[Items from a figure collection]

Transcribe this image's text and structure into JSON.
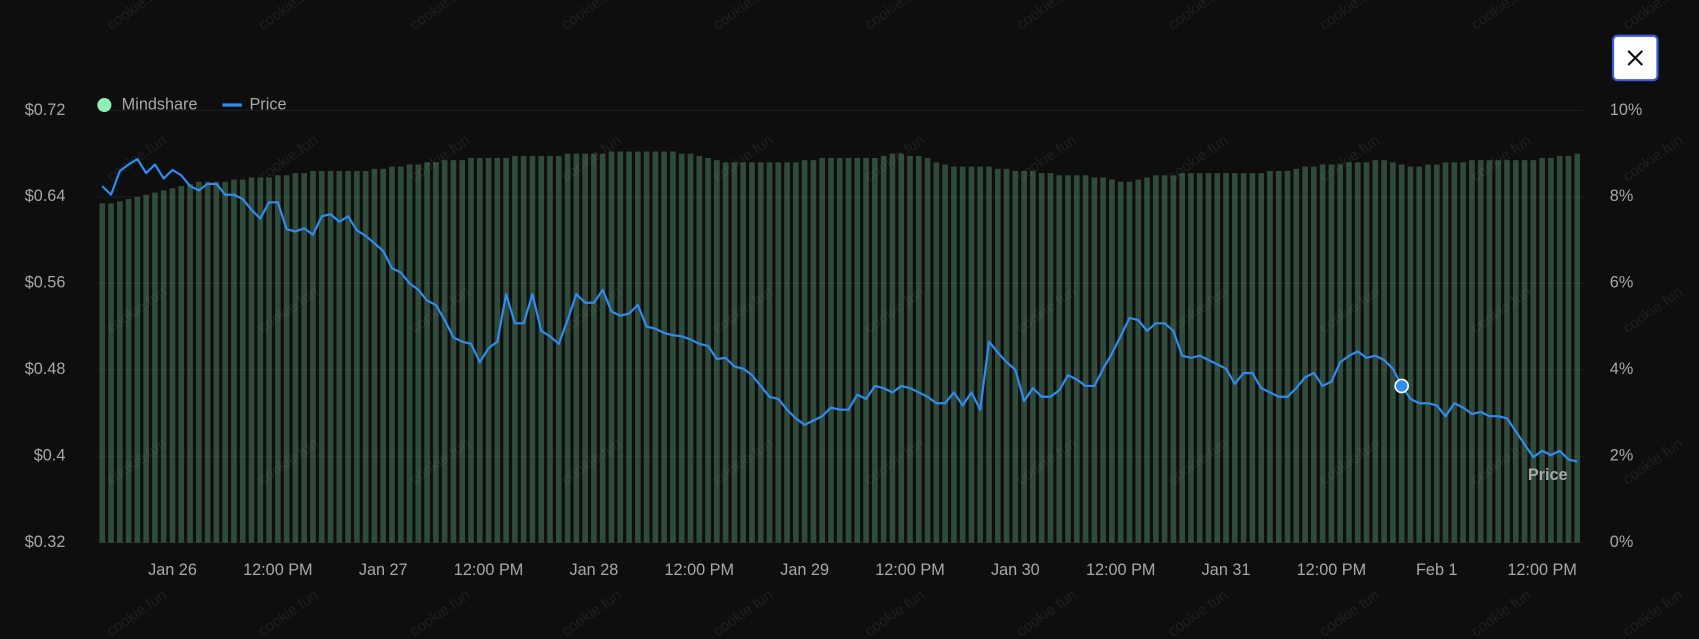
{
  "chart_data": {
    "type": "combo",
    "watermark": "cookie.fun",
    "categories": [
      null,
      null,
      null,
      null,
      null,
      null,
      null,
      null,
      "Jan 26",
      null,
      null,
      null,
      null,
      null,
      null,
      null,
      null,
      null,
      null,
      null,
      "12:00 PM",
      null,
      null,
      null,
      null,
      null,
      null,
      null,
      null,
      null,
      null,
      null,
      "Jan 27",
      null,
      null,
      null,
      null,
      null,
      null,
      null,
      null,
      null,
      null,
      null,
      "12:00 PM",
      null,
      null,
      null,
      null,
      null,
      null,
      null,
      null,
      null,
      null,
      null,
      "Jan 28",
      null,
      null,
      null,
      null,
      null,
      null,
      null,
      null,
      null,
      null,
      null,
      "12:00 PM",
      null,
      null,
      null,
      null,
      null,
      null,
      null,
      null,
      null,
      null,
      null,
      "Jan 29",
      null,
      null,
      null,
      null,
      null,
      null,
      null,
      null,
      null,
      null,
      null,
      "12:00 PM",
      null,
      null,
      null,
      null,
      null,
      null,
      null,
      null,
      null,
      null,
      null,
      "Jan 30",
      null,
      null,
      null,
      null,
      null,
      null,
      null,
      null,
      null,
      null,
      null,
      "12:00 PM",
      null,
      null,
      null,
      null,
      null,
      null,
      null,
      null,
      null,
      null,
      null,
      "Jan 31",
      null,
      null,
      null,
      null,
      null,
      null,
      null,
      null,
      null,
      null,
      null,
      "12:00 PM",
      null,
      null,
      null,
      null,
      null,
      null,
      null,
      null,
      null,
      null,
      null,
      "Feb 1",
      null,
      null,
      null,
      null,
      null,
      null,
      null,
      null,
      null,
      null,
      null,
      "12:00 PM",
      null,
      null,
      null,
      null
    ],
    "series": [
      {
        "name": "Mindshare",
        "type": "bar",
        "axis": "y2",
        "color": "#8ff0b5",
        "values": [
          7.85,
          7.85,
          7.9,
          7.95,
          8.0,
          8.05,
          8.1,
          8.15,
          8.2,
          8.25,
          8.3,
          8.35,
          8.35,
          8.35,
          8.35,
          8.4,
          8.4,
          8.45,
          8.45,
          8.45,
          8.5,
          8.5,
          8.55,
          8.55,
          8.6,
          8.6,
          8.6,
          8.6,
          8.6,
          8.6,
          8.6,
          8.65,
          8.65,
          8.7,
          8.7,
          8.75,
          8.75,
          8.8,
          8.8,
          8.85,
          8.85,
          8.85,
          8.9,
          8.9,
          8.9,
          8.9,
          8.9,
          8.95,
          8.95,
          8.95,
          8.95,
          8.95,
          8.95,
          9.0,
          9.0,
          9.0,
          9.0,
          9.0,
          9.05,
          9.05,
          9.05,
          9.05,
          9.05,
          9.05,
          9.05,
          9.05,
          9.0,
          9.0,
          8.95,
          8.9,
          8.85,
          8.8,
          8.8,
          8.8,
          8.8,
          8.8,
          8.8,
          8.8,
          8.8,
          8.8,
          8.85,
          8.85,
          8.9,
          8.9,
          8.9,
          8.9,
          8.9,
          8.9,
          8.9,
          8.95,
          9.0,
          9.0,
          8.95,
          8.95,
          8.9,
          8.8,
          8.75,
          8.7,
          8.7,
          8.7,
          8.7,
          8.7,
          8.65,
          8.65,
          8.6,
          8.6,
          8.6,
          8.55,
          8.55,
          8.5,
          8.5,
          8.5,
          8.5,
          8.45,
          8.45,
          8.4,
          8.35,
          8.35,
          8.4,
          8.45,
          8.5,
          8.5,
          8.5,
          8.55,
          8.55,
          8.55,
          8.55,
          8.55,
          8.55,
          8.55,
          8.55,
          8.55,
          8.55,
          8.6,
          8.6,
          8.6,
          8.65,
          8.7,
          8.7,
          8.75,
          8.75,
          8.75,
          8.8,
          8.8,
          8.8,
          8.85,
          8.85,
          8.8,
          8.75,
          8.7,
          8.7,
          8.75,
          8.75,
          8.8,
          8.8,
          8.8,
          8.85,
          8.85,
          8.85,
          8.85,
          8.85,
          8.85,
          8.85,
          8.85,
          8.9,
          8.9,
          8.95,
          8.95,
          9.0
        ]
      },
      {
        "name": "Price",
        "type": "line",
        "axis": "y",
        "color": "#2f8cf0",
        "values": [
          0.65,
          0.642,
          0.664,
          0.67,
          0.675,
          0.662,
          0.67,
          0.657,
          0.665,
          0.66,
          0.65,
          0.646,
          0.652,
          0.652,
          0.642,
          0.642,
          0.638,
          0.628,
          0.62,
          0.635,
          0.635,
          0.61,
          0.608,
          0.611,
          0.605,
          0.622,
          0.624,
          0.617,
          0.622,
          0.609,
          0.604,
          0.597,
          0.59,
          0.574,
          0.57,
          0.56,
          0.554,
          0.544,
          0.54,
          0.526,
          0.51,
          0.506,
          0.504,
          0.487,
          0.5,
          0.506,
          0.55,
          0.523,
          0.523,
          0.55,
          0.516,
          0.511,
          0.504,
          0.526,
          0.55,
          0.542,
          0.542,
          0.554,
          0.534,
          0.53,
          0.532,
          0.54,
          0.52,
          0.518,
          0.514,
          0.512,
          0.511,
          0.508,
          0.504,
          0.502,
          0.49,
          0.491,
          0.483,
          0.481,
          0.475,
          0.465,
          0.455,
          0.453,
          0.443,
          0.435,
          0.429,
          0.433,
          0.437,
          0.445,
          0.443,
          0.443,
          0.457,
          0.453,
          0.465,
          0.463,
          0.459,
          0.465,
          0.463,
          0.459,
          0.455,
          0.449,
          0.449,
          0.459,
          0.447,
          0.459,
          0.443,
          0.506,
          0.496,
          0.487,
          0.48,
          0.451,
          0.463,
          0.455,
          0.455,
          0.461,
          0.475,
          0.471,
          0.465,
          0.465,
          0.481,
          0.495,
          0.511,
          0.528,
          0.526,
          0.516,
          0.523,
          0.523,
          0.516,
          0.493,
          0.491,
          0.493,
          0.489,
          0.485,
          0.481,
          0.467,
          0.477,
          0.477,
          0.463,
          0.459,
          0.455,
          0.455,
          0.463,
          0.473,
          0.477,
          0.465,
          0.469,
          0.487,
          0.493,
          0.497,
          0.491,
          0.493,
          0.489,
          0.481,
          0.465,
          0.453,
          0.449,
          0.449,
          0.447,
          0.437,
          0.449,
          0.445,
          0.439,
          0.441,
          0.437,
          0.437,
          0.435,
          0.423,
          0.411,
          0.399,
          0.405,
          0.401,
          0.405,
          0.397,
          0.395
        ]
      }
    ],
    "ylim": [
      0.32,
      0.72
    ],
    "yticks": [
      {
        "value": 0.32,
        "label": "$0.32"
      },
      {
        "value": 0.4,
        "label": "$0.4"
      },
      {
        "value": 0.48,
        "label": "$0.48"
      },
      {
        "value": 0.56,
        "label": "$0.56"
      },
      {
        "value": 0.64,
        "label": "$0.64"
      },
      {
        "value": 0.72,
        "label": "$0.72"
      }
    ],
    "y2lim": [
      0,
      10
    ],
    "y2ticks": [
      {
        "value": 0,
        "label": "0%"
      },
      {
        "value": 2,
        "label": "2%"
      },
      {
        "value": 4,
        "label": "4%"
      },
      {
        "value": 6,
        "label": "6%"
      },
      {
        "value": 8,
        "label": "8%"
      },
      {
        "value": 10,
        "label": "10%"
      }
    ],
    "grid": true,
    "legend": "top-left"
  }
}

EXERCISE OBJECTIVE:
In the listing above, count each line that holds the string "label". Give the number only.

ANSWER:
12